(EXERCISE DETAILS) All lines below must be repeated exactly, with the pictures omitted.

[Dataset excerpt]
::::::::::
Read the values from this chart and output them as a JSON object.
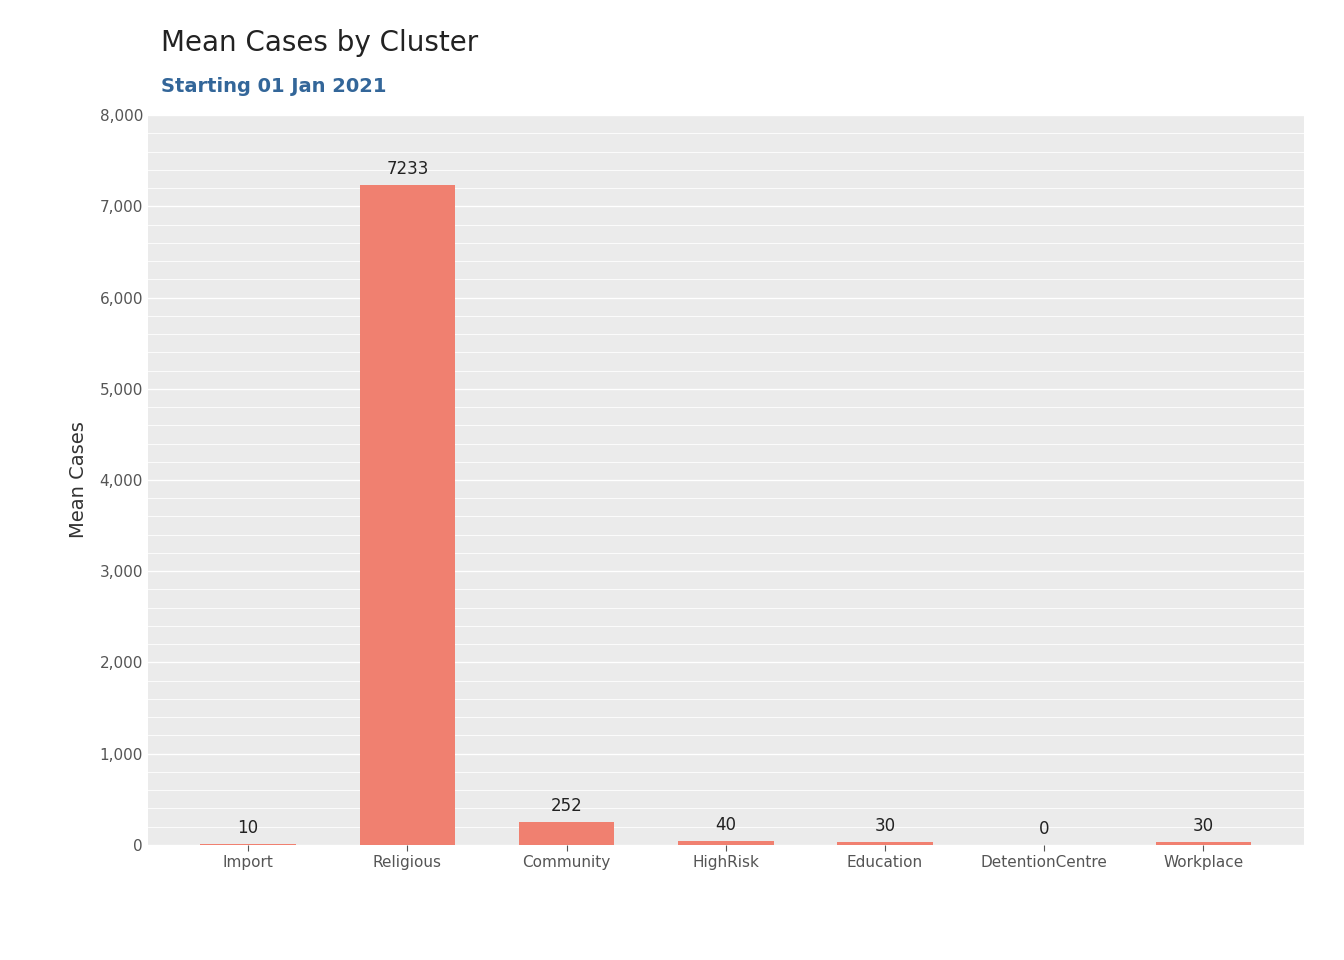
{
  "title": "Mean Cases by Cluster",
  "subtitle": "Starting 01 Jan 2021",
  "ylabel": "Mean Cases",
  "categories": [
    "Import",
    "Religious",
    "Community",
    "HighRisk",
    "Education",
    "DetentionCentre",
    "Workplace"
  ],
  "values": [
    10,
    7233,
    252,
    40,
    30,
    0,
    30
  ],
  "bar_color": "#F08070",
  "background_color": "#EBEBEB",
  "grid_color": "#FFFFFF",
  "title_fontsize": 20,
  "subtitle_fontsize": 14,
  "label_fontsize": 12,
  "axis_label_fontsize": 14,
  "tick_fontsize": 11,
  "title_color": "#222222",
  "subtitle_color": "#336699",
  "ylabel_color": "#333333"
}
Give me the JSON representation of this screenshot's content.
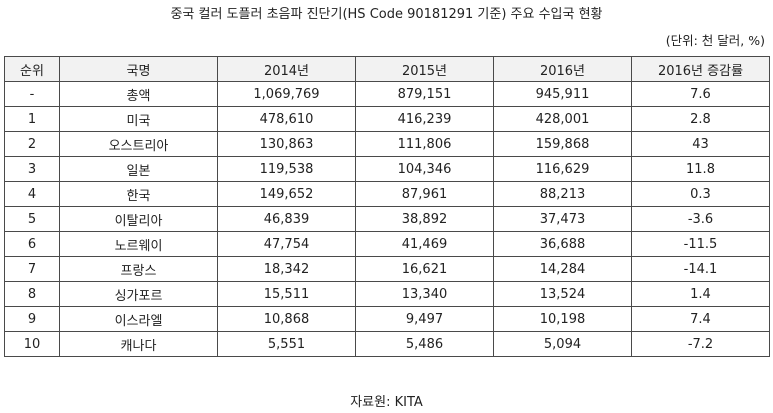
{
  "title": "중국 컬러 도플러 초음파 진단기(HS Code 90181291 기준) 주요 수입국 현황",
  "unit": "(단위: 천 달러, %)",
  "table": {
    "headers": [
      "순위",
      "국명",
      "2014년",
      "2015년",
      "2016년",
      "2016년 증감률"
    ],
    "rows": [
      [
        "-",
        "총액",
        "1,069,769",
        "879,151",
        "945,911",
        "7.6"
      ],
      [
        "1",
        "미국",
        "478,610",
        "416,239",
        "428,001",
        "2.8"
      ],
      [
        "2",
        "오스트리아",
        "130,863",
        "111,806",
        "159,868",
        "43"
      ],
      [
        "3",
        "일본",
        "119,538",
        "104,346",
        "116,629",
        "11.8"
      ],
      [
        "4",
        "한국",
        "149,652",
        "87,961",
        "88,213",
        "0.3"
      ],
      [
        "5",
        "이탈리아",
        "46,839",
        "38,892",
        "37,473",
        "-3.6"
      ],
      [
        "6",
        "노르웨이",
        "47,754",
        "41,469",
        "36,688",
        "-11.5"
      ],
      [
        "7",
        "프랑스",
        "18,342",
        "16,621",
        "14,284",
        "-14.1"
      ],
      [
        "8",
        "싱가포르",
        "15,511",
        "13,340",
        "13,524",
        "1.4"
      ],
      [
        "9",
        "이스라엘",
        "10,868",
        "9,497",
        "10,198",
        "7.4"
      ],
      [
        "10",
        "캐나다",
        "5,551",
        "5,486",
        "5,094",
        "-7.2"
      ]
    ]
  },
  "source": "자료원: KITA"
}
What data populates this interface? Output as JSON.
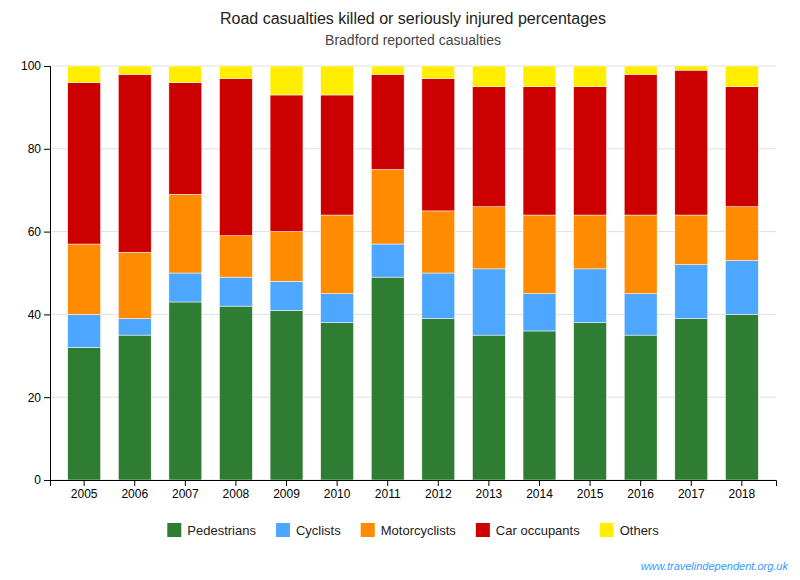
{
  "chart_data": {
    "type": "bar",
    "stacked": true,
    "title": "Road casualties killed or seriously injured percentages",
    "subtitle": "Bradford reported casualties",
    "categories": [
      "2005",
      "2006",
      "2007",
      "2008",
      "2009",
      "2010",
      "2011",
      "2012",
      "2013",
      "2014",
      "2015",
      "2016",
      "2017",
      "2018"
    ],
    "series": [
      {
        "name": "Pedestrians",
        "color": "#2e7d32",
        "values": [
          32,
          35,
          43,
          42,
          41,
          38,
          49,
          39,
          35,
          36,
          38,
          35,
          39,
          40
        ]
      },
      {
        "name": "Cyclists",
        "color": "#4da6ff",
        "values": [
          8,
          4,
          7,
          7,
          7,
          7,
          8,
          11,
          16,
          9,
          13,
          10,
          13,
          13
        ]
      },
      {
        "name": "Motorcyclists",
        "color": "#ff8c00",
        "values": [
          17,
          16,
          19,
          10,
          12,
          19,
          18,
          15,
          15,
          19,
          13,
          19,
          12,
          13
        ]
      },
      {
        "name": "Car occupants",
        "color": "#cc0000",
        "values": [
          39,
          43,
          27,
          38,
          33,
          29,
          23,
          32,
          29,
          31,
          31,
          34,
          35,
          29
        ]
      },
      {
        "name": "Others",
        "color": "#ffee00",
        "values": [
          4,
          2,
          4,
          3,
          7,
          7,
          2,
          3,
          5,
          5,
          5,
          2,
          1,
          5
        ]
      }
    ],
    "ylim": [
      0,
      100
    ],
    "yticks": [
      0,
      20,
      40,
      60,
      80,
      100
    ],
    "grid": true,
    "legend": "bottom",
    "annotations": [
      "www.travelindependent.org.uk"
    ]
  }
}
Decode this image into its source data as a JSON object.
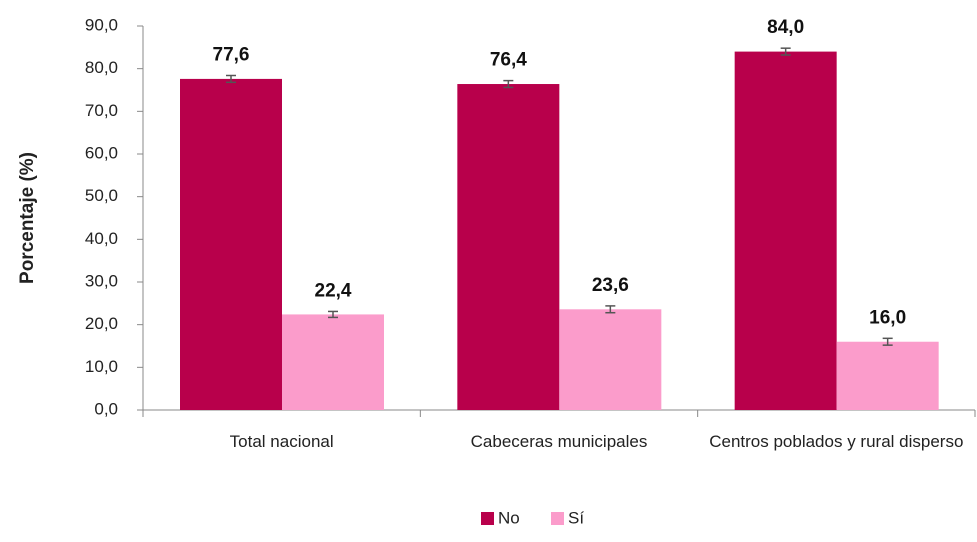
{
  "chart_data": {
    "type": "bar",
    "y_label": "Porcentaje (%)",
    "categories": [
      "Total nacional",
      "Cabeceras municipales",
      "Centros poblados y rural disperso"
    ],
    "series": [
      {
        "name": "No",
        "color": "#b8004b",
        "values": [
          77.6,
          76.4,
          84.0
        ],
        "value_labels": [
          "77,6",
          "76,4",
          "84,0"
        ],
        "errors": [
          0.8,
          0.8,
          0.8
        ]
      },
      {
        "name": "Sí",
        "color": "#fb9ccb",
        "values": [
          22.4,
          23.6,
          16.0
        ],
        "value_labels": [
          "22,4",
          "23,6",
          "16,0"
        ],
        "errors": [
          0.7,
          0.8,
          0.8
        ]
      }
    ],
    "ylim": [
      0,
      90
    ],
    "yticks": [
      {
        "value": 0,
        "label": "0,0"
      },
      {
        "value": 10,
        "label": "10,0"
      },
      {
        "value": 20,
        "label": "20,0"
      },
      {
        "value": 30,
        "label": "30,0"
      },
      {
        "value": 40,
        "label": "40,0"
      },
      {
        "value": 50,
        "label": "50,0"
      },
      {
        "value": 60,
        "label": "60,0"
      },
      {
        "value": 70,
        "label": "70,0"
      },
      {
        "value": 80,
        "label": "80,0"
      },
      {
        "value": 90,
        "label": "90,0"
      }
    ],
    "legend": "bottom"
  }
}
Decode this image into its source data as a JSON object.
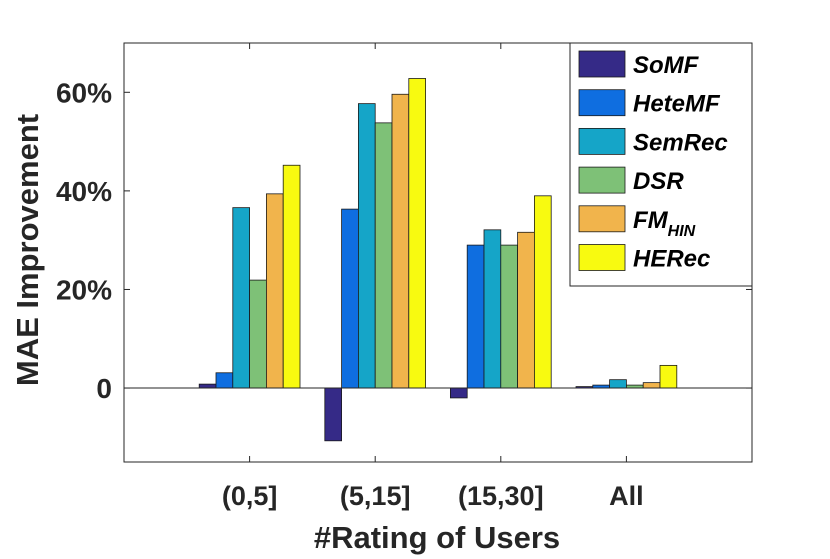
{
  "chart_data": {
    "type": "bar",
    "title": "",
    "xlabel": "#Rating of Users",
    "ylabel": "MAE Improvement",
    "categories": [
      "(0,5]",
      "(5,15]",
      "(15,30]",
      "All"
    ],
    "ylim": [
      -0.15,
      0.7
    ],
    "yticks": [
      0,
      0.2,
      0.4,
      0.6
    ],
    "ytick_labels": [
      "0",
      "20%",
      "40%",
      "60%"
    ],
    "grid": false,
    "legend_position": "top-right",
    "series": [
      {
        "name": "SoMF",
        "color": "#352a87",
        "values": [
          0.008,
          -0.107,
          -0.02,
          0.003
        ]
      },
      {
        "name": "HeteMF",
        "color": "#0f6ee0",
        "values": [
          0.031,
          0.363,
          0.29,
          0.006
        ]
      },
      {
        "name": "SemRec",
        "color": "#15a5c8",
        "values": [
          0.366,
          0.577,
          0.321,
          0.017
        ]
      },
      {
        "name": "DSR",
        "color": "#7ec177",
        "values": [
          0.219,
          0.538,
          0.29,
          0.006
        ]
      },
      {
        "name": "FM",
        "name_subscript": "HIN",
        "color": "#f1b44c",
        "values": [
          0.394,
          0.596,
          0.316,
          0.011
        ]
      },
      {
        "name": "HERec",
        "color": "#f8fa10",
        "values": [
          0.452,
          0.628,
          0.39,
          0.046
        ]
      }
    ]
  }
}
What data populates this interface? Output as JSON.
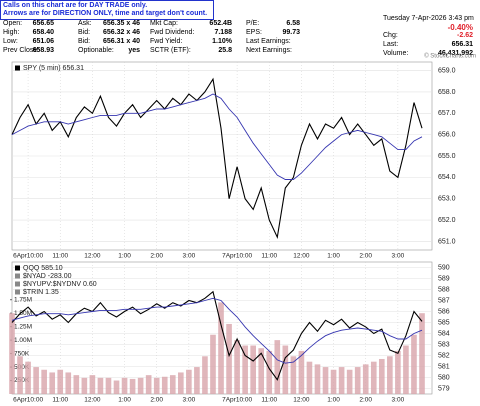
::::::::::
(EXERCISE RESULT)
Read the values from this chart and output them as a JSON object.
{
  "title": "Mean Cases by Cluster",
  "subtitle": "Starting 01 Jan 2021",
  "ylabel": "Mean Cases",
  "categories": [
    "Import",
    "Religious",
    "Community",
    "HighRisk",
    "Education",
    "DetentionCentre",
    "Workplace"
  ],
  "values": [
    10,
    7233,
    252,
    40,
    30,
    0,
    30
  ],
  "bar_color": "#F08070",
  "background_color": "#EBEBEB",
  "grid_color": "#FFFFFF",
  "title_fontsize": 20,
  "subtitle_fontsize": 14,
  "label_fontsize": 12,
  "axis_label_fontsize": 14,
  "tick_fontsize": 11,
  "title_color": "#222222",
  "subtitle_color": "#336699",
  "ylabel_color": "#333333"
}
Give me the JSON representation of this screenshot's content.
{
  "title": "중국 컬러 도플러 초음파 진단기(HS Code 90181291 기준) 주요 수입국 현황",
  "unit": "(단위: 천 달러, %)",
  "table": {
    "headers": [
      "순위",
      "국명",
      "2014년",
      "2015년",
      "2016년",
      "2016년 증감률"
    ],
    "rows": [
      [
        "-",
        "총액",
        "1,069,769",
        "879,151",
        "945,911",
        "7.6"
      ],
      [
        "1",
        "미국",
        "478,610",
        "416,239",
        "428,001",
        "2.8"
      ],
      [
        "2",
        "오스트리아",
        "130,863",
        "111,806",
        "159,868",
        "43"
      ],
      [
        "3",
        "일본",
        "119,538",
        "104,346",
        "116,629",
        "11.8"
      ],
      [
        "4",
        "한국",
        "149,652",
        "87,961",
        "88,213",
        "0.3"
      ],
      [
        "5",
        "이탈리아",
        "46,839",
        "38,892",
        "37,473",
        "-3.6"
      ],
      [
        "6",
        "노르웨이",
        "47,754",
        "41,469",
        "36,688",
        "-11.5"
      ],
      [
        "7",
        "프랑스",
        "18,342",
        "16,621",
        "14,284",
        "-14.1"
      ],
      [
        "8",
        "싱가포르",
        "15,511",
        "13,340",
        "13,524",
        "1.4"
      ],
      [
        "9",
        "이스라엘",
        "10,868",
        "9,497",
        "10,198",
        "7.4"
      ],
      [
        "10",
        "캐나다",
        "5,551",
        "5,486",
        "5,094",
        "-7.2"
      ]
    ]
  },
  "source": "자료원: KITA"
}
What data populates this interface? Output as JSON.
{
  "chart_data": {
    "type": "bar",
    "stacked": true,
    "title": "Road casualties killed or seriously injured percentages",
    "subtitle": "Bradford reported casualties",
    "categories": [
      "2005",
      "2006",
      "2007",
      "2008",
      "2009",
      "2010",
      "2011",
      "2012",
      "2013",
      "2014",
      "2015",
      "2016",
      "2017",
      "2018"
    ],
    "series": [
      {
        "name": "Pedestrians",
        "color": "#2e7d32",
        "values": [
          32,
          35,
          43,
          42,
          41,
          38,
          49,
          39,
          35,
          36,
          38,
          35,
          39,
          40
        ]
      },
      {
        "name": "Cyclists",
        "color": "#4da6ff",
        "values": [
          8,
          4,
          7,
          7,
          7,
          7,
          8,
          11,
          16,
          9,
          13,
          10,
          13,
          13
        ]
      },
      {
        "name": "Motorcyclists",
        "color": "#ff8c00",
        "values": [
          17,
          16,
          19,
          10,
          12,
          19,
          18,
          15,
          15,
          19,
          13,
          19,
          12,
          13
        ]
      },
      {
        "name": "Car occupants",
        "color": "#cc0000",
        "values": [
          39,
          43,
          27,
          38,
          33,
          29,
          23,
          32,
          29,
          31,
          31,
          34,
          35,
          29
        ]
      },
      {
        "name": "Others",
        "color": "#ffee00",
        "values": [
          4,
          2,
          4,
          3,
          7,
          7,
          2,
          3,
          5,
          5,
          5,
          2,
          1,
          5
        ]
      }
    ],
    "ylim": [
      0,
      100
    ],
    "yticks": [
      0,
      20,
      40,
      60,
      80,
      100
    ],
    "grid": true,
    "legend": "bottom",
    "annotations": [
      "www.travelindependent.org.uk"
    ]
  }
}
Decode this image into its source data as a JSON object.
{
  "chart_data": {
    "type": "bar",
    "y_label": "Porcentaje (%)",
    "categories": [
      "Total nacional",
      "Cabeceras municipales",
      "Centros poblados y rural disperso"
    ],
    "series": [
      {
        "name": "No",
        "color": "#b8004b",
        "values": [
          77.6,
          76.4,
          84.0
        ],
        "value_labels": [
          "77,6",
          "76,4",
          "84,0"
        ],
        "errors": [
          0.8,
          0.8,
          0.8
        ]
      },
      {
        "name": "Sí",
        "color": "#fb9ccb",
        "values": [
          22.4,
          23.6,
          16.0
        ],
        "value_labels": [
          "22,4",
          "23,6",
          "16,0"
        ],
        "errors": [
          0.7,
          0.8,
          0.8
        ]
      }
    ],
    "ylim": [
      0,
      90
    ],
    "yticks": [
      {
        "value": 0,
        "label": "0,0"
      },
      {
        "value": 10,
        "label": "10,0"
      },
      {
        "value": 20,
        "label": "20,0"
      },
      {
        "value": 30,
        "label": "30,0"
      },
      {
        "value": 40,
        "label": "40,0"
      },
      {
        "value": 50,
        "label": "50,0"
      },
      {
        "value": 60,
        "label": "60,0"
      },
      {
        "value": 70,
        "label": "70,0"
      },
      {
        "value": 80,
        "label": "80,0"
      },
      {
        "value": 90,
        "label": "90,0"
      }
    ],
    "legend": "bottom"
  }
}
Decode this image into its source data as a JSON object.
{
  "chart_data": {
    "type": "bar",
    "title": "",
    "xlabel": "#Rating of Users",
    "ylabel": "MAE Improvement",
    "categories": [
      "(0,5]",
      "(5,15]",
      "(15,30]",
      "All"
    ],
    "ylim": [
      -0.15,
      0.7
    ],
    "yticks": [
      0,
      0.2,
      0.4,
      0.6
    ],
    "ytick_labels": [
      "0",
      "20%",
      "40%",
      "60%"
    ],
    "grid": false,
    "legend_position": "top-right",
    "series": [
      {
        "name": "SoMF",
        "color": "#352a87",
        "values": [
          0.008,
          -0.107,
          -0.02,
          0.003
        ]
      },
      {
        "name": "HeteMF",
        "color": "#0f6ee0",
        "values": [
          0.031,
          0.363,
          0.29,
          0.006
        ]
      },
      {
        "name": "SemRec",
        "color": "#15a5c8",
        "values": [
          0.366,
          0.577,
          0.321,
          0.017
        ]
      },
      {
        "name": "DSR",
        "color": "#7ec177",
        "values": [
          0.219,
          0.538,
          0.29,
          0.006
        ]
      },
      {
        "name": "FM",
        "name_subscript": "HIN",
        "color": "#f1b44c",
        "values": [
          0.394,
          0.596,
          0.316,
          0.011
        ]
      },
      {
        "name": "HERec",
        "color": "#f8fa10",
        "values": [
          0.452,
          0.628,
          0.39,
          0.046
        ]
      }
    ]
  }
}
What data populates this interface? Output as JSON.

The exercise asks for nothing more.